Your goal> Repeat each line exactly as it is written.
++++ Information given
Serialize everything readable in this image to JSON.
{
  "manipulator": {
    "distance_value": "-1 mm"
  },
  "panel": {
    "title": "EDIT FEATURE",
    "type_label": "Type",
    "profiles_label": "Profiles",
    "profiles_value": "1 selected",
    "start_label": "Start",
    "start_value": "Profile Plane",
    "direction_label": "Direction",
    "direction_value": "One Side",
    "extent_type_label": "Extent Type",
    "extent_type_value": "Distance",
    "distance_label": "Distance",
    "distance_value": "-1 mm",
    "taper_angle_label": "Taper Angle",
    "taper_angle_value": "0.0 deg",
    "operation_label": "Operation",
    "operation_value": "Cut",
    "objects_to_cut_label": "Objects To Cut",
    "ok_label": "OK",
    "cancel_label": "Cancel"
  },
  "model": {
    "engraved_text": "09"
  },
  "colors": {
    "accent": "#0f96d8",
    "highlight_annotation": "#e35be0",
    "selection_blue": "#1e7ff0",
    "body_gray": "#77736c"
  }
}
++++++++
Answer to this exercise>
Serialize everything readable in this image to JSON.
{
  "manipulator": {
    "distance_value": "-1 mm"
  },
  "panel": {
    "title": "EDIT FEATURE",
    "type_label": "Type",
    "profiles_label": "Profiles",
    "profiles_value": "1 selected",
    "start_label": "Start",
    "start_value": "Profile Plane",
    "direction_label": "Direction",
    "direction_value": "One Side",
    "extent_type_label": "Extent Type",
    "extent_type_value": "Distance",
    "distance_label": "Distance",
    "distance_value": "-1 mm",
    "taper_angle_label": "Taper Angle",
    "taper_angle_value": "0.0 deg",
    "operation_label": "Operation",
    "operation_value": "Cut",
    "objects_to_cut_label": "Objects To Cut",
    "ok_label": "OK",
    "cancel_label": "Cancel"
  },
  "model": {
    "engraved_text": "09"
  },
  "colors": {
    "accent": "#0f96d8",
    "highlight_annotation": "#e35be0",
    "selection_blue": "#1e7ff0",
    "body_gray": "#77736c"
  }
}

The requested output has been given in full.